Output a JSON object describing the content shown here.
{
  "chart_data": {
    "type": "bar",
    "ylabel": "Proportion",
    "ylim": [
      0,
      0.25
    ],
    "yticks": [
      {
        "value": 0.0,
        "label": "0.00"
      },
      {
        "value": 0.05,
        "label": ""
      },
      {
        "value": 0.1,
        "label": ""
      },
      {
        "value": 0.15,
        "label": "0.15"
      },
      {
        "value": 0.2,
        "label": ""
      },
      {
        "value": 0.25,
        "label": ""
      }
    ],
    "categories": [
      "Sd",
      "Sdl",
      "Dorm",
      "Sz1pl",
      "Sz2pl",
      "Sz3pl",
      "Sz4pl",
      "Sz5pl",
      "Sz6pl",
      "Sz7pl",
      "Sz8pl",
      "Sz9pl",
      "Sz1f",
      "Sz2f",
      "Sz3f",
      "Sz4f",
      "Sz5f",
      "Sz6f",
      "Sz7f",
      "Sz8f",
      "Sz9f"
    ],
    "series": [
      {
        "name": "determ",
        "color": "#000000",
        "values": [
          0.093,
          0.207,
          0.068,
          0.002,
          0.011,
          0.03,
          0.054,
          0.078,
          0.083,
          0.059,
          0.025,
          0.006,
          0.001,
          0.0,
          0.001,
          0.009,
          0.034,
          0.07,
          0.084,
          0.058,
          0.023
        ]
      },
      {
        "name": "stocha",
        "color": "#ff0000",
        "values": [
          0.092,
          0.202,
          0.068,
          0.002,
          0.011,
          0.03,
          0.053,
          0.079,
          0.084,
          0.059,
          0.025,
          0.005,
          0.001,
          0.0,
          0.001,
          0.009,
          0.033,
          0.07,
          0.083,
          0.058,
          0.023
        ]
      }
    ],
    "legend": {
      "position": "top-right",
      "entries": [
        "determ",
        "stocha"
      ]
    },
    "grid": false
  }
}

=-=-=

== Task objective ==
Reproduce the listing above verbatim, from first line to last.

== Reply to the task ==
Output a JSON object describing the content shown here.
{
  "chart_data": {
    "type": "bar",
    "ylabel": "Proportion",
    "ylim": [
      0,
      0.25
    ],
    "yticks": [
      {
        "value": 0.0,
        "label": "0.00"
      },
      {
        "value": 0.05,
        "label": ""
      },
      {
        "value": 0.1,
        "label": ""
      },
      {
        "value": 0.15,
        "label": "0.15"
      },
      {
        "value": 0.2,
        "label": ""
      },
      {
        "value": 0.25,
        "label": ""
      }
    ],
    "categories": [
      "Sd",
      "Sdl",
      "Dorm",
      "Sz1pl",
      "Sz2pl",
      "Sz3pl",
      "Sz4pl",
      "Sz5pl",
      "Sz6pl",
      "Sz7pl",
      "Sz8pl",
      "Sz9pl",
      "Sz1f",
      "Sz2f",
      "Sz3f",
      "Sz4f",
      "Sz5f",
      "Sz6f",
      "Sz7f",
      "Sz8f",
      "Sz9f"
    ],
    "series": [
      {
        "name": "determ",
        "color": "#000000",
        "values": [
          0.093,
          0.207,
          0.068,
          0.002,
          0.011,
          0.03,
          0.054,
          0.078,
          0.083,
          0.059,
          0.025,
          0.006,
          0.001,
          0.0,
          0.001,
          0.009,
          0.034,
          0.07,
          0.084,
          0.058,
          0.023
        ]
      },
      {
        "name": "stocha",
        "color": "#ff0000",
        "values": [
          0.092,
          0.202,
          0.068,
          0.002,
          0.011,
          0.03,
          0.053,
          0.079,
          0.084,
          0.059,
          0.025,
          0.005,
          0.001,
          0.0,
          0.001,
          0.009,
          0.033,
          0.07,
          0.083,
          0.058,
          0.023
        ]
      }
    ],
    "legend": {
      "position": "top-right",
      "entries": [
        "determ",
        "stocha"
      ]
    },
    "grid": false
  }
}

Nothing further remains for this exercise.